Extracts from a graphics dataset:
..............................
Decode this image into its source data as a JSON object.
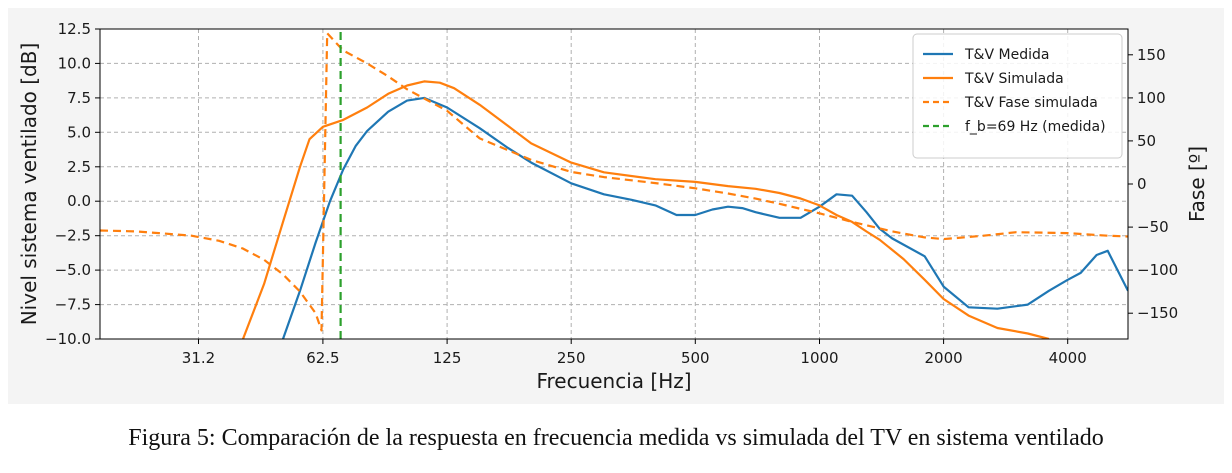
{
  "chart_data": {
    "type": "line",
    "xlabel": "Frecuencia [Hz]",
    "ylabel": "Nivel sistema ventilado [dB]",
    "y2label": "Fase [º]",
    "x_scale": "log",
    "xlim": [
      18,
      5600
    ],
    "ylim": [
      -10,
      12.5
    ],
    "y2lim": [
      -180,
      180
    ],
    "x_ticks": [
      31.2,
      62.5,
      125,
      250,
      500,
      1000,
      2000,
      4000
    ],
    "x_tick_labels": [
      "31.2",
      "62.5",
      "125",
      "250",
      "500",
      "1000",
      "2000",
      "4000"
    ],
    "y_ticks": [
      -10,
      -7.5,
      -5,
      -2.5,
      0,
      2.5,
      5,
      7.5,
      10,
      12.5
    ],
    "y_tick_labels": [
      "−10.0",
      "−7.5",
      "−5.0",
      "−2.5",
      "0.0",
      "2.5",
      "5.0",
      "7.5",
      "10.0",
      "12.5"
    ],
    "y2_ticks": [
      -150,
      -100,
      -50,
      0,
      50,
      100,
      150
    ],
    "y2_tick_labels": [
      "−150",
      "−100",
      "−50",
      "0",
      "50",
      "100",
      "150"
    ],
    "grid": true,
    "legend_position": "top-right",
    "series": [
      {
        "name": "T&V Medida",
        "color": "#1f77b4",
        "style": "solid",
        "axis": "left",
        "x": [
          50,
          55,
          60,
          65,
          70,
          75,
          80,
          90,
          100,
          110,
          125,
          150,
          175,
          200,
          250,
          300,
          350,
          400,
          450,
          500,
          550,
          600,
          650,
          700,
          800,
          900,
          1000,
          1100,
          1200,
          1300,
          1400,
          1500,
          1800,
          2000,
          2300,
          2700,
          3200,
          3600,
          4000,
          4300,
          4700,
          5000,
          5600
        ],
        "y": [
          -10,
          -6.5,
          -3,
          0,
          2.3,
          4,
          5.1,
          6.5,
          7.3,
          7.5,
          6.8,
          5.3,
          3.9,
          2.8,
          1.3,
          0.5,
          0.1,
          -0.3,
          -1,
          -1,
          -0.6,
          -0.4,
          -0.5,
          -0.8,
          -1.2,
          -1.2,
          -0.4,
          0.5,
          0.4,
          -0.8,
          -2,
          -2.7,
          -4,
          -6.2,
          -7.7,
          -7.8,
          -7.5,
          -6.5,
          -5.7,
          -5.2,
          -3.9,
          -3.6,
          -6.5
        ]
      },
      {
        "name": "T&V Simulada",
        "color": "#ff7f0e",
        "style": "solid",
        "axis": "left",
        "x": [
          40,
          45,
          50,
          55,
          58,
          62.5,
          70,
          80,
          90,
          100,
          110,
          120,
          130,
          150,
          175,
          200,
          250,
          300,
          400,
          500,
          600,
          700,
          800,
          900,
          1000,
          1100,
          1200,
          1300,
          1400,
          1600,
          1800,
          2000,
          2300,
          2700,
          3200,
          3600
        ],
        "y": [
          -10,
          -6,
          -1.5,
          2.5,
          4.5,
          5.4,
          5.9,
          6.8,
          7.8,
          8.4,
          8.7,
          8.6,
          8.2,
          7,
          5.5,
          4.2,
          2.8,
          2.1,
          1.6,
          1.4,
          1.1,
          0.9,
          0.6,
          0.2,
          -0.3,
          -1,
          -1.5,
          -2.2,
          -2.8,
          -4.2,
          -5.7,
          -7.1,
          -8.3,
          -9.2,
          -9.6,
          -10
        ]
      },
      {
        "name": "T&V Fase simulada",
        "color": "#ff7f0e",
        "style": "dashed",
        "axis": "right",
        "x": [
          18,
          22,
          25,
          30,
          35,
          40,
          45,
          50,
          55,
          60,
          62,
          64,
          70,
          80,
          90,
          100,
          125,
          150,
          200,
          250,
          300,
          400,
          500,
          600,
          700,
          800,
          1000,
          1200,
          1500,
          1800,
          2000,
          2500,
          3000,
          4000,
          5000,
          5600
        ],
        "y": [
          -54,
          -55,
          -57,
          -60,
          -66,
          -75,
          -88,
          -105,
          -125,
          -150,
          -170,
          175,
          155,
          140,
          125,
          110,
          85,
          53,
          28,
          14,
          8,
          1,
          -5,
          -11,
          -17,
          -23,
          -34,
          -44,
          -55,
          -62,
          -64,
          -60,
          -56,
          -57,
          -60,
          -61
        ]
      },
      {
        "name": "f_b=69 Hz (medida)",
        "color": "#2ca02c",
        "style": "dashed",
        "axis": "left",
        "x": [
          69,
          69
        ],
        "y": [
          -10,
          12.5
        ]
      }
    ]
  },
  "caption": "Figura 5: Comparación de la respuesta en frecuencia medida vs simulada del TV en sistema ventilado"
}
..............................
What needs to be done: Make a copy of each line that contains the string "Fase".

Result for this exercise:
    "y2label": "Fase [º]",
        "name": "T&V Fase simulada",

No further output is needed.